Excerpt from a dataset
»»
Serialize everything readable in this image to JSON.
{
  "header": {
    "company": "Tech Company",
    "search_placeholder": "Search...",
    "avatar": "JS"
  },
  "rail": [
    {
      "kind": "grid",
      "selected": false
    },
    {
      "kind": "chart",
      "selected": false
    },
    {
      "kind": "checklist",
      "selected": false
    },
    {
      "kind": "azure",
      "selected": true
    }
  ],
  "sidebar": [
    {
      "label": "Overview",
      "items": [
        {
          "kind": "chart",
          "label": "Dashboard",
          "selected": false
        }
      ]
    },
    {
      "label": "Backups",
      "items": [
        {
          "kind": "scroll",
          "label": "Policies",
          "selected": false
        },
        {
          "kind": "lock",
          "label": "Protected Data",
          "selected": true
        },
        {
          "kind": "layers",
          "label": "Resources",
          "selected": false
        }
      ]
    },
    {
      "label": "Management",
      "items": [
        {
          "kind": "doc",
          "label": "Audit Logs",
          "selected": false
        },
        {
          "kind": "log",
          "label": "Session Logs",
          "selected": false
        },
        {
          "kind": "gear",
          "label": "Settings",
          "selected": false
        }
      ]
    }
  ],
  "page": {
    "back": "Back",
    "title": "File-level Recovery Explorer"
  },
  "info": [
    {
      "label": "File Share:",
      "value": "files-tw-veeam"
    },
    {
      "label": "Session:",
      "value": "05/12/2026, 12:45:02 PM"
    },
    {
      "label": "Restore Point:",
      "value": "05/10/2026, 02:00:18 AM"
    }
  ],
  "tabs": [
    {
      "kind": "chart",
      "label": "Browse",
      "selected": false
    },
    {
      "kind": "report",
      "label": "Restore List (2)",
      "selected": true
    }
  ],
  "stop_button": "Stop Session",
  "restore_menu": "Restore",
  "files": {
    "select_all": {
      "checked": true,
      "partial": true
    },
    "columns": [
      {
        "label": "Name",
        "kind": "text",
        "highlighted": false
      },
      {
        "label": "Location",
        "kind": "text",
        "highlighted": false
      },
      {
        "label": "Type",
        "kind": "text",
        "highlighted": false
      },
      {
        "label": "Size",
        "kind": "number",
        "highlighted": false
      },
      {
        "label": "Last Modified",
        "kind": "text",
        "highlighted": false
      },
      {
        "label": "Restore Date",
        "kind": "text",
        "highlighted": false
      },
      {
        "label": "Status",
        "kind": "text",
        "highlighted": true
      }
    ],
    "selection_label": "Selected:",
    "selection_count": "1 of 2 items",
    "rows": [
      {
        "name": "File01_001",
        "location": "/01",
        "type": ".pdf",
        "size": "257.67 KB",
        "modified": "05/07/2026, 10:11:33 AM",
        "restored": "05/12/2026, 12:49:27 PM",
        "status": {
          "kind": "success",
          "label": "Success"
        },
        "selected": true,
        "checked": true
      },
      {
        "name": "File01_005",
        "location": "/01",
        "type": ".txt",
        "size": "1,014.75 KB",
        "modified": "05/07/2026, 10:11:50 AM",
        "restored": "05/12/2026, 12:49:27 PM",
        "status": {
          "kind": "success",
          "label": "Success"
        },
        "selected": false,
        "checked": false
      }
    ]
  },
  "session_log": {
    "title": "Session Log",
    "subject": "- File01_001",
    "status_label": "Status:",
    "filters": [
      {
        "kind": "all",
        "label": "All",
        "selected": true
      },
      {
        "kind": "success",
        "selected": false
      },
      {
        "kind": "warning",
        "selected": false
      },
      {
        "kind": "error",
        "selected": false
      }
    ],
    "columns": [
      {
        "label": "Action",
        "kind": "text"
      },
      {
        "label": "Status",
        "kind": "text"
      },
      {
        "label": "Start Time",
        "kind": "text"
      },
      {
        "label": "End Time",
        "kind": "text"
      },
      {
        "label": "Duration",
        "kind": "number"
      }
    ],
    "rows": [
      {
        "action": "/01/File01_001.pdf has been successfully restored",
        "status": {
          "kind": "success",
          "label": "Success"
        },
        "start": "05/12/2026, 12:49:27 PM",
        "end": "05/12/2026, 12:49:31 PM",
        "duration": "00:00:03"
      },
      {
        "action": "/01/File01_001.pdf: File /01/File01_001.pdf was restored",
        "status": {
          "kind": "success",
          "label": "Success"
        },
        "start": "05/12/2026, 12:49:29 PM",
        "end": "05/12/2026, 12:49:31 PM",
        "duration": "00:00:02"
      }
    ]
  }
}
««
What needs to be done: Repeat the material in full, exactly as it stands.

Output for this task:
Serialize everything readable in this image to JSON.
{
  "header": {
    "company": "Tech Company",
    "search_placeholder": "Search...",
    "avatar": "JS"
  },
  "rail": [
    {
      "kind": "grid",
      "selected": false
    },
    {
      "kind": "chart",
      "selected": false
    },
    {
      "kind": "checklist",
      "selected": false
    },
    {
      "kind": "azure",
      "selected": true
    }
  ],
  "sidebar": [
    {
      "label": "Overview",
      "items": [
        {
          "kind": "chart",
          "label": "Dashboard",
          "selected": false
        }
      ]
    },
    {
      "label": "Backups",
      "items": [
        {
          "kind": "scroll",
          "label": "Policies",
          "selected": false
        },
        {
          "kind": "lock",
          "label": "Protected Data",
          "selected": true
        },
        {
          "kind": "layers",
          "label": "Resources",
          "selected": false
        }
      ]
    },
    {
      "label": "Management",
      "items": [
        {
          "kind": "doc",
          "label": "Audit Logs",
          "selected": false
        },
        {
          "kind": "log",
          "label": "Session Logs",
          "selected": false
        },
        {
          "kind": "gear",
          "label": "Settings",
          "selected": false
        }
      ]
    }
  ],
  "page": {
    "back": "Back",
    "title": "File-level Recovery Explorer"
  },
  "info": [
    {
      "label": "File Share:",
      "value": "files-tw-veeam"
    },
    {
      "label": "Session:",
      "value": "05/12/2026, 12:45:02 PM"
    },
    {
      "label": "Restore Point:",
      "value": "05/10/2026, 02:00:18 AM"
    }
  ],
  "tabs": [
    {
      "kind": "chart",
      "label": "Browse",
      "selected": false
    },
    {
      "kind": "report",
      "label": "Restore List (2)",
      "selected": true
    }
  ],
  "stop_button": "Stop Session",
  "restore_menu": "Restore",
  "files": {
    "select_all": {
      "checked": true,
      "partial": true
    },
    "columns": [
      {
        "label": "Name",
        "kind": "text",
        "highlighted": false
      },
      {
        "label": "Location",
        "kind": "text",
        "highlighted": false
      },
      {
        "label": "Type",
        "kind": "text",
        "highlighted": false
      },
      {
        "label": "Size",
        "kind": "number",
        "highlighted": false
      },
      {
        "label": "Last Modified",
        "kind": "text",
        "highlighted": false
      },
      {
        "label": "Restore Date",
        "kind": "text",
        "highlighted": false
      },
      {
        "label": "Status",
        "kind": "text",
        "highlighted": true
      }
    ],
    "selection_label": "Selected:",
    "selection_count": "1 of 2 items",
    "rows": [
      {
        "name": "File01_001",
        "location": "/01",
        "type": ".pdf",
        "size": "257.67 KB",
        "modified": "05/07/2026, 10:11:33 AM",
        "restored": "05/12/2026, 12:49:27 PM",
        "status": {
          "kind": "success",
          "label": "Success"
        },
        "selected": true,
        "checked": true
      },
      {
        "name": "File01_005",
        "location": "/01",
        "type": ".txt",
        "size": "1,014.75 KB",
        "modified": "05/07/2026, 10:11:50 AM",
        "restored": "05/12/2026, 12:49:27 PM",
        "status": {
          "kind": "success",
          "label": "Success"
        },
        "selected": false,
        "checked": false
      }
    ]
  },
  "session_log": {
    "title": "Session Log",
    "subject": "- File01_001",
    "status_label": "Status:",
    "filters": [
      {
        "kind": "all",
        "label": "All",
        "selected": true
      },
      {
        "kind": "success",
        "selected": false
      },
      {
        "kind": "warning",
        "selected": false
      },
      {
        "kind": "error",
        "selected": false
      }
    ],
    "columns": [
      {
        "label": "Action",
        "kind": "text"
      },
      {
        "label": "Status",
        "kind": "text"
      },
      {
        "label": "Start Time",
        "kind": "text"
      },
      {
        "label": "End Time",
        "kind": "text"
      },
      {
        "label": "Duration",
        "kind": "number"
      }
    ],
    "rows": [
      {
        "action": "/01/File01_001.pdf has been successfully restored",
        "status": {
          "kind": "success",
          "label": "Success"
        },
        "start": "05/12/2026, 12:49:27 PM",
        "end": "05/12/2026, 12:49:31 PM",
        "duration": "00:00:03"
      },
      {
        "action": "/01/File01_001.pdf: File /01/File01_001.pdf was restored",
        "status": {
          "kind": "success",
          "label": "Success"
        },
        "start": "05/12/2026, 12:49:29 PM",
        "end": "05/12/2026, 12:49:31 PM",
        "duration": "00:00:02"
      }
    ]
  }
}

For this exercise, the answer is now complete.